What is expected: Repeat all of the records verbatim.

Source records
start

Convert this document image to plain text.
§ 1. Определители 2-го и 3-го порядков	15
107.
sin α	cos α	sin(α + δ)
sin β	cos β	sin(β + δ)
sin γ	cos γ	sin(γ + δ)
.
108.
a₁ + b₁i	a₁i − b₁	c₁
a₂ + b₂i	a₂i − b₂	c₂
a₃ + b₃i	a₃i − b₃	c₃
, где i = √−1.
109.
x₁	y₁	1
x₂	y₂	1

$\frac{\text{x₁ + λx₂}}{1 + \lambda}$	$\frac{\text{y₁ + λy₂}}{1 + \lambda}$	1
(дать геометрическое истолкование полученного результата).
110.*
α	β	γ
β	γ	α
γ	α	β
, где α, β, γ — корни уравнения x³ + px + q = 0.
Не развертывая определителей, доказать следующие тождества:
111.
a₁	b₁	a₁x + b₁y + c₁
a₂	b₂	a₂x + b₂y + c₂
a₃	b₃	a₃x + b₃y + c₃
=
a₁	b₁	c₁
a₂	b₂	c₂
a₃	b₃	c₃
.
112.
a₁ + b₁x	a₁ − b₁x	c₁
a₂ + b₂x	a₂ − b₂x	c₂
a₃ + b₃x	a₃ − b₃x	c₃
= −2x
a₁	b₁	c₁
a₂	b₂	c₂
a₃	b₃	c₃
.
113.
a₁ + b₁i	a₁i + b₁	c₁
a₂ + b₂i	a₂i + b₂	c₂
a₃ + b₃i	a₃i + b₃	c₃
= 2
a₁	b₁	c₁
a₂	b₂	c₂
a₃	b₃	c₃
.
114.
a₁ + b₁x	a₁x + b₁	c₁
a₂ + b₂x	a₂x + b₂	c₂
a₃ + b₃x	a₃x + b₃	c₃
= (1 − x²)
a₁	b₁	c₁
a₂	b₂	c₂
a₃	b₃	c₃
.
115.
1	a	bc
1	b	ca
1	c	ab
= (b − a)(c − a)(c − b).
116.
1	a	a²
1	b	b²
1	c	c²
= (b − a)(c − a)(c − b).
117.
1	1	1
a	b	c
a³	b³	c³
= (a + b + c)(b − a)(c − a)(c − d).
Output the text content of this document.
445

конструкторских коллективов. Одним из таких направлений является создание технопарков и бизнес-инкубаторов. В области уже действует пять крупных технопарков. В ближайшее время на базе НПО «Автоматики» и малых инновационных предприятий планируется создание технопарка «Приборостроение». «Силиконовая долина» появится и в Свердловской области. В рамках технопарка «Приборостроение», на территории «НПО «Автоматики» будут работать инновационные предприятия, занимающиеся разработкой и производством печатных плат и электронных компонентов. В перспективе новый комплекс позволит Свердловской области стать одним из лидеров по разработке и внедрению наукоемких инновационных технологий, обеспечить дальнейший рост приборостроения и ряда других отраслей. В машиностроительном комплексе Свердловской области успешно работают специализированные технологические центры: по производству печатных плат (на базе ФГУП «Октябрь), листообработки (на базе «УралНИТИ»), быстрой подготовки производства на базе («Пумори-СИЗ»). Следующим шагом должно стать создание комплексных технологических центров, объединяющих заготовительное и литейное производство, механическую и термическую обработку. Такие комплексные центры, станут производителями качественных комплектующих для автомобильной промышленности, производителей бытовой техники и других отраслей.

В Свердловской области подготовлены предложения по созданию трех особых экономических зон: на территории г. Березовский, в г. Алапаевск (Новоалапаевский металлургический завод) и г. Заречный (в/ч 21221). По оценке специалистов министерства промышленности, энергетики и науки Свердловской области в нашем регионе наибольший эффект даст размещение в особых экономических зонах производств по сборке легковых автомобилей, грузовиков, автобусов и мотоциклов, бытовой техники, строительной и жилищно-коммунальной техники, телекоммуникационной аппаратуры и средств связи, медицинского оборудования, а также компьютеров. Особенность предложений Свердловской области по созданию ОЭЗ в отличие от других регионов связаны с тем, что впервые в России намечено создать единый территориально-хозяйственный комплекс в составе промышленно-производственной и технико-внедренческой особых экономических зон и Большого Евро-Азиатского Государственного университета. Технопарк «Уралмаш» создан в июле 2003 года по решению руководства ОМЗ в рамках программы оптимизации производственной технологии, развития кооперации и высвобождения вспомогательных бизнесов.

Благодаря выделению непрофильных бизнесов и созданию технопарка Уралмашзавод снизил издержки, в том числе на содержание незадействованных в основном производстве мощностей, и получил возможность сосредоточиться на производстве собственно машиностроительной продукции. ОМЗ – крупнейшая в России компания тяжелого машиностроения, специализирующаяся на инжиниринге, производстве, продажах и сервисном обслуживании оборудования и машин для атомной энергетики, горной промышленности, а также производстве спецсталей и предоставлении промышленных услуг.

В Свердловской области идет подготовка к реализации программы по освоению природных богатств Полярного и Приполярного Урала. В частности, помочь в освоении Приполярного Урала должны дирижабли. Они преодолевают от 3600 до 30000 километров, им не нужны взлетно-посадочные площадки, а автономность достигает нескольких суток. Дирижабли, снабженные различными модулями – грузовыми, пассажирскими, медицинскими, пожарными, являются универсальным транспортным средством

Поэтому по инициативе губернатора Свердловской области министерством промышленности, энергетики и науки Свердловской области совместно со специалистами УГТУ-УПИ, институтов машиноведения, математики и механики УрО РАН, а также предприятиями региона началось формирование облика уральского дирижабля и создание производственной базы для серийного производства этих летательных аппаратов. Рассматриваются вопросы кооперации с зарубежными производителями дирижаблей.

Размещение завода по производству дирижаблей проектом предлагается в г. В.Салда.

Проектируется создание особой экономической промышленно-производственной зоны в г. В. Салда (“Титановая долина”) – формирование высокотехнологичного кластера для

end

Correct output:
Convert this document image to plain text.
§ 1. Определители 2-го и 3-го порядков	15
107.
sin α	cos α	sin(α + δ)
sin β	cos β	sin(β + δ)
sin γ	cos γ	sin(γ + δ)
.
108.
a₁ + b₁i	a₁i − b₁	c₁
a₂ + b₂i	a₂i − b₂	c₂
a₃ + b₃i	a₃i − b₃	c₃
, где i = √−1.
109.
x₁	y₁	1
x₂	y₂	1

$\frac{\text{x₁ + λx₂}}{1 + \lambda}$	$\frac{\text{y₁ + λy₂}}{1 + \lambda}$	1
(дать геометрическое истолкование полученного результата).
110.*
α	β	γ
β	γ	α
γ	α	β
, где α, β, γ — корни уравнения x³ + px + q = 0.
Не развертывая определителей, доказать следующие тождества:
111.
a₁	b₁	a₁x + b₁y + c₁
a₂	b₂	a₂x + b₂y + c₂
a₃	b₃	a₃x + b₃y + c₃
=
a₁	b₁	c₁
a₂	b₂	c₂
a₃	b₃	c₃
.
112.
a₁ + b₁x	a₁ − b₁x	c₁
a₂ + b₂x	a₂ − b₂x	c₂
a₃ + b₃x	a₃ − b₃x	c₃
= −2x
a₁	b₁	c₁
a₂	b₂	c₂
a₃	b₃	c₃
.
113.
a₁ + b₁i	a₁i + b₁	c₁
a₂ + b₂i	a₂i + b₂	c₂
a₃ + b₃i	a₃i + b₃	c₃
= 2
a₁	b₁	c₁
a₂	b₂	c₂
a₃	b₃	c₃
.
114.
a₁ + b₁x	a₁x + b₁	c₁
a₂ + b₂x	a₂x + b₂	c₂
a₃ + b₃x	a₃x + b₃	c₃
= (1 − x²)
a₁	b₁	c₁
a₂	b₂	c₂
a₃	b₃	c₃
.
115.
1	a	bc
1	b	ca
1	c	ab
= (b − a)(c − a)(c − b).
116.
1	a	a²
1	b	b²
1	c	c²
= (b − a)(c − a)(c − b).
117.
1	1	1
a	b	c
a³	b³	c³
= (a + b + c)(b − a)(c − a)(c − d).
Output the text content of this document.
445

конструкторских коллективов. Одним из таких направлений является создание технопарков и бизнес-инкубаторов. В области уже действует пять крупных технопарков. В ближайшее время на базе НПО «Автоматики» и малых инновационных предприятий планируется создание технопарка «Приборостроение». «Силиконовая долина» появится и в Свердловской области. В рамках технопарка «Приборостроение», на территории «НПО «Автоматики» будут работать инновационные предприятия, занимающиеся разработкой и производством печатных плат и электронных компонентов. В перспективе новый комплекс позволит Свердловской области стать одним из лидеров по разработке и внедрению наукоемких инновационных технологий, обеспечить дальнейший рост приборостроения и ряда других отраслей. В машиностроительном комплексе Свердловской области успешно работают специализированные технологические центры: по производству печатных плат (на базе ФГУП «Октябрь), листообработки (на базе «УралНИТИ»), быстрой подготовки производства на базе («Пумори-СИЗ»). Следующим шагом должно стать создание комплексных технологических центров, объединяющих заготовительное и литейное производство, механическую и термическую обработку. Такие комплексные центры, станут производителями качественных комплектующих для автомобильной промышленности, производителей бытовой техники и других отраслей.

В Свердловской области подготовлены предложения по созданию трех особых экономических зон: на территории г. Березовский, в г. Алапаевск (Новоалапаевский металлургический завод) и г. Заречный (в/ч 21221). По оценке специалистов министерства промышленности, энергетики и науки Свердловской области в нашем регионе наибольший эффект даст размещение в особых экономических зонах производств по сборке легковых автомобилей, грузовиков, автобусов и мотоциклов, бытовой техники, строительной и жилищно-коммунальной техники, телекоммуникационной аппаратуры и средств связи, медицинского оборудования, а также компьютеров. Особенность предложений Свердловской области по созданию ОЭЗ в отличие от других регионов связаны с тем, что впервые в России намечено создать единый территориально-хозяйственный комплекс в составе промышленно-производственной и технико-внедренческой особых экономических зон и Большого Евро-Азиатского Государственного университета. Технопарк «Уралмаш» создан в июле 2003 года по решению руководства ОМЗ в рамках программы оптимизации производственной технологии, развития кооперации и высвобождения вспомогательных бизнесов.

Благодаря выделению непрофильных бизнесов и созданию технопарка Уралмашзавод снизил издержки, в том числе на содержание незадействованных в основном производстве мощностей, и получил возможность сосредоточиться на производстве собственно машиностроительной продукции. ОМЗ – крупнейшая в России компания тяжелого машиностроения, специализирующаяся на инжиниринге, производстве, продажах и сервисном обслуживании оборудования и машин для атомной энергетики, горной промышленности, а также производстве спецсталей и предоставлении промышленных услуг.

В Свердловской области идет подготовка к реализации программы по освоению природных богатств Полярного и Приполярного Урала. В частности, помочь в освоении Приполярного Урала должны дирижабли. Они преодолевают от 3600 до 30000 километров, им не нужны взлетно-посадочные площадки, а автономность достигает нескольких суток. Дирижабли, снабженные различными модулями – грузовыми, пассажирскими, медицинскими, пожарными, являются универсальным транспортным средством

Поэтому по инициативе губернатора Свердловской области министерством промышленности, энергетики и науки Свердловской области совместно со специалистами УГТУ-УПИ, институтов машиноведения, математики и механики УрО РАН, а также предприятиями региона началось формирование облика уральского дирижабля и создание производственной базы для серийного производства этих летательных аппаратов. Рассматриваются вопросы кооперации с зарубежными производителями дирижаблей.

Размещение завода по производству дирижаблей проектом предлагается в г. В.Салда.

Проектируется создание особой экономической промышленно-производственной зоны в г. В. Салда (“Титановая долина”) – формирование высокотехнологичного кластера для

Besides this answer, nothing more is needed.